• WHAT TO WORK ON
Could you repeat the part of the final tax return passage that opens with the words containing "Filing a final tax" and closes with "credits and deductions.", substituting "decedent" for "deceased person"?

• SUPPLIED TEXT
★ ★ ★ ★ ★

A death is oftentimes a time of sadness. But that sadness can be compounded with confusion for surviving family members who are responsible for taking care of final arrangements. One of these arrangements that many are unfamiliar with is filing a final federal tax return for a deceased person. If you are responsible for the estate of someone who has died, here are some things you should know.

Filing a final tax return

Generally, the final individual income tax return of a deceased person is prepared and filed the same way as if the person were alive.

  • The return must report all income up to the date of death and claim all eligible credits and deductions.
  • If the deceased person did not file individual income tax returns for the years before their death, their surviving spouse or representative may have to file prior year returns.
  • The IRS considers the surviving spouse married for the full year their spouse died if they don’t remarry during that year.
  • The surviving spouse is eligible to use filing status “married filing jointly” or “married filing separately.”
  • The same tax deadlines apply for final returns. For example, if the deceased person died in 2022, their final return was due by April 18, 2023, unless the surviving spouse or representative had an extension to file.

★ ★ ★ ★ ★

• SOURCE MATERIAL
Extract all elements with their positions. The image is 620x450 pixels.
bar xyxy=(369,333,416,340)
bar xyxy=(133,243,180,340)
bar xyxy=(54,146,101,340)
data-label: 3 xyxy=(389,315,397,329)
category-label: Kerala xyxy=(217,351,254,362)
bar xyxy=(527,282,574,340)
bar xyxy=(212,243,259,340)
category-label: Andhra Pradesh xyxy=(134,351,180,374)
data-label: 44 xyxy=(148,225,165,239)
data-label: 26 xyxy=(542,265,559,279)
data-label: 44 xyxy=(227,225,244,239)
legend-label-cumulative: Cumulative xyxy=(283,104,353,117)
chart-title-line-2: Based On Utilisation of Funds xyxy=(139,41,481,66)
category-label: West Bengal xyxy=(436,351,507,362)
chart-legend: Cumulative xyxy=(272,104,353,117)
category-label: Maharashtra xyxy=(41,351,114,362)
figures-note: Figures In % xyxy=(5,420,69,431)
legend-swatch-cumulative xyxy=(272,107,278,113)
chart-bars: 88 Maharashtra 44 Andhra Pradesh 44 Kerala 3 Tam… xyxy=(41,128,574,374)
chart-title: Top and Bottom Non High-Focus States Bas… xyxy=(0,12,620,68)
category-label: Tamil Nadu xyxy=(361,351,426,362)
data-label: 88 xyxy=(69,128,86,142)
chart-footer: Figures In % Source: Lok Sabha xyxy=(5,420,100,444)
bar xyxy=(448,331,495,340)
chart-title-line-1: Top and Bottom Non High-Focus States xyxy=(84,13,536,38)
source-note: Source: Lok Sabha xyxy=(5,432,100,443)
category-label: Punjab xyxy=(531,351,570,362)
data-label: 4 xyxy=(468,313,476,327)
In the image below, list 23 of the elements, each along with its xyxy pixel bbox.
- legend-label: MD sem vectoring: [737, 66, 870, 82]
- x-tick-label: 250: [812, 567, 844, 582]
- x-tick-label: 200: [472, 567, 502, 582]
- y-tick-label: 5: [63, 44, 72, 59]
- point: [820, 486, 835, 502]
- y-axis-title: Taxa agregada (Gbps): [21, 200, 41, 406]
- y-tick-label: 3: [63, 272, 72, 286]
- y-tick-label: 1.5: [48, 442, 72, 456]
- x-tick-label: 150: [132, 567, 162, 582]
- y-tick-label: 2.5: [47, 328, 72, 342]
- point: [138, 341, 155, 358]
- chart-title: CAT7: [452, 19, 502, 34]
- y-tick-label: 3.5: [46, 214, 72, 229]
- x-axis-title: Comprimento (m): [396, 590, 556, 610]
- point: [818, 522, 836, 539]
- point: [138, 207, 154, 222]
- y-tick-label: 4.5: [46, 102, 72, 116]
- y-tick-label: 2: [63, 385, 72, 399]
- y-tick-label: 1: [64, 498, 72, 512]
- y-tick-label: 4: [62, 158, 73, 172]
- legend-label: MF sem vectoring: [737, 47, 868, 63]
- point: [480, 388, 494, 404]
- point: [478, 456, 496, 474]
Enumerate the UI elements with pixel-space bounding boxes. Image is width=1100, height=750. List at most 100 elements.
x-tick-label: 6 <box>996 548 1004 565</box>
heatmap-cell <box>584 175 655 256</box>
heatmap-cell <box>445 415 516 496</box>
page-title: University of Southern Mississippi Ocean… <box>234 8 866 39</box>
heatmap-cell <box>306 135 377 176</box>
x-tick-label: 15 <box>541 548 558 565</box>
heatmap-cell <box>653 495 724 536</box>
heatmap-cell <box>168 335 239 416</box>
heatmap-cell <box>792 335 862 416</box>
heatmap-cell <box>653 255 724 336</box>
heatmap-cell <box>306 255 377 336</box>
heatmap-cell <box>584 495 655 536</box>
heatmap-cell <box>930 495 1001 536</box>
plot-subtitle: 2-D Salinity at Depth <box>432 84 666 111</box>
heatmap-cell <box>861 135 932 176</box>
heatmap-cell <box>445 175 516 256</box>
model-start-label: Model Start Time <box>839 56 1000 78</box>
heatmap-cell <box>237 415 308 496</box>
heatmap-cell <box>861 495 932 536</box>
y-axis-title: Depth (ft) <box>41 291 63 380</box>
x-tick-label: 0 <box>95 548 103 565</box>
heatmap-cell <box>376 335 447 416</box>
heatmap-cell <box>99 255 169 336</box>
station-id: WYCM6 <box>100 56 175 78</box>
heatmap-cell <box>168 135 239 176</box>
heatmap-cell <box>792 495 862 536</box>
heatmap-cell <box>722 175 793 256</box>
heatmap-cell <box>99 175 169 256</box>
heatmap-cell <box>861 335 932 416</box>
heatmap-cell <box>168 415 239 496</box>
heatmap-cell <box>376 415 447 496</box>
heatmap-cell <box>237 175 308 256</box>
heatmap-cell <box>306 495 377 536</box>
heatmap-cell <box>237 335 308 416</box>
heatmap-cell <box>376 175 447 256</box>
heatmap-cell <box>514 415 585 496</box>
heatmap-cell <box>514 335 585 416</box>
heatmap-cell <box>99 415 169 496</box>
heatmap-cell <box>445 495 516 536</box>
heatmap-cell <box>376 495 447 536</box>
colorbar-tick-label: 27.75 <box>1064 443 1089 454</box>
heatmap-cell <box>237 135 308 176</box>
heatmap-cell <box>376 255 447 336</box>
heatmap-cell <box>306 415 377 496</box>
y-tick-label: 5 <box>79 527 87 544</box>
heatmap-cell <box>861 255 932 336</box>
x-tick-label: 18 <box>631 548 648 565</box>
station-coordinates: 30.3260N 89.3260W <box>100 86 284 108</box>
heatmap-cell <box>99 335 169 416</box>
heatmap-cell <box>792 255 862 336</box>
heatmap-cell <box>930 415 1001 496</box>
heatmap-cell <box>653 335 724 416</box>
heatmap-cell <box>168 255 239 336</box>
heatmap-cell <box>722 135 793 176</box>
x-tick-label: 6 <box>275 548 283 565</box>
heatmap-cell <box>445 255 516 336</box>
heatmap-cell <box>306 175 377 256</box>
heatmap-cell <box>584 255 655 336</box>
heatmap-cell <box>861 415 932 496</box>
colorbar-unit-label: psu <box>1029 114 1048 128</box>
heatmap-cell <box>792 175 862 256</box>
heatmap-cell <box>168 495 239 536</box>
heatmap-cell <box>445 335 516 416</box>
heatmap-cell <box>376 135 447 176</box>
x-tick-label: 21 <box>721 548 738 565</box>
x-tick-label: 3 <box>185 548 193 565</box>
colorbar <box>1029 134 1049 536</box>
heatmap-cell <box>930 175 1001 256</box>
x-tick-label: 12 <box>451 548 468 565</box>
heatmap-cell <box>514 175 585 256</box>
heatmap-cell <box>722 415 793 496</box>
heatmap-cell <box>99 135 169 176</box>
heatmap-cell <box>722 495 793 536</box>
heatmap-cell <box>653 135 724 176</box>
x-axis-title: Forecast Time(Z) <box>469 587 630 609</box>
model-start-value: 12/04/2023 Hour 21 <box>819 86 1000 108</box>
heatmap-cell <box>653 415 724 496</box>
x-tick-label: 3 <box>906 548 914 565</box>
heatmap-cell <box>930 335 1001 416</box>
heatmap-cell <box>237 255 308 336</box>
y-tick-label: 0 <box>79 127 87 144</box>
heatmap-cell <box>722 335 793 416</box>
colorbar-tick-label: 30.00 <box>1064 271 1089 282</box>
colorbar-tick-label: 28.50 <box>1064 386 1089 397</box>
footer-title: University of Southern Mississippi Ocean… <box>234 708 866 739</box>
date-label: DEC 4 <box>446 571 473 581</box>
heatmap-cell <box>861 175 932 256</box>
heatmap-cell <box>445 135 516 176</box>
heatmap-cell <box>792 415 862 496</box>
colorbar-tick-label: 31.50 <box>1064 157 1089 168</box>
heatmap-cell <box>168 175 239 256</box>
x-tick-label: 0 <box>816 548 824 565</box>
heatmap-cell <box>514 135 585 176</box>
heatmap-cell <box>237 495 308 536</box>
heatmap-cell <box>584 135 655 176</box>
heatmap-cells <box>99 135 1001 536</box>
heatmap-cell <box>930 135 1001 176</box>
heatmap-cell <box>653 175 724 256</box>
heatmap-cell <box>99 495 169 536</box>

★ ★ ★ ★ ★

• SOLUTION BELOW
Filing a final tax return

Generally, the final individual income tax return of a decedent is prepared and filed the same way as if the person were alive.

  • The return must report all income up to the date of death and claim all eligible credits and deductions.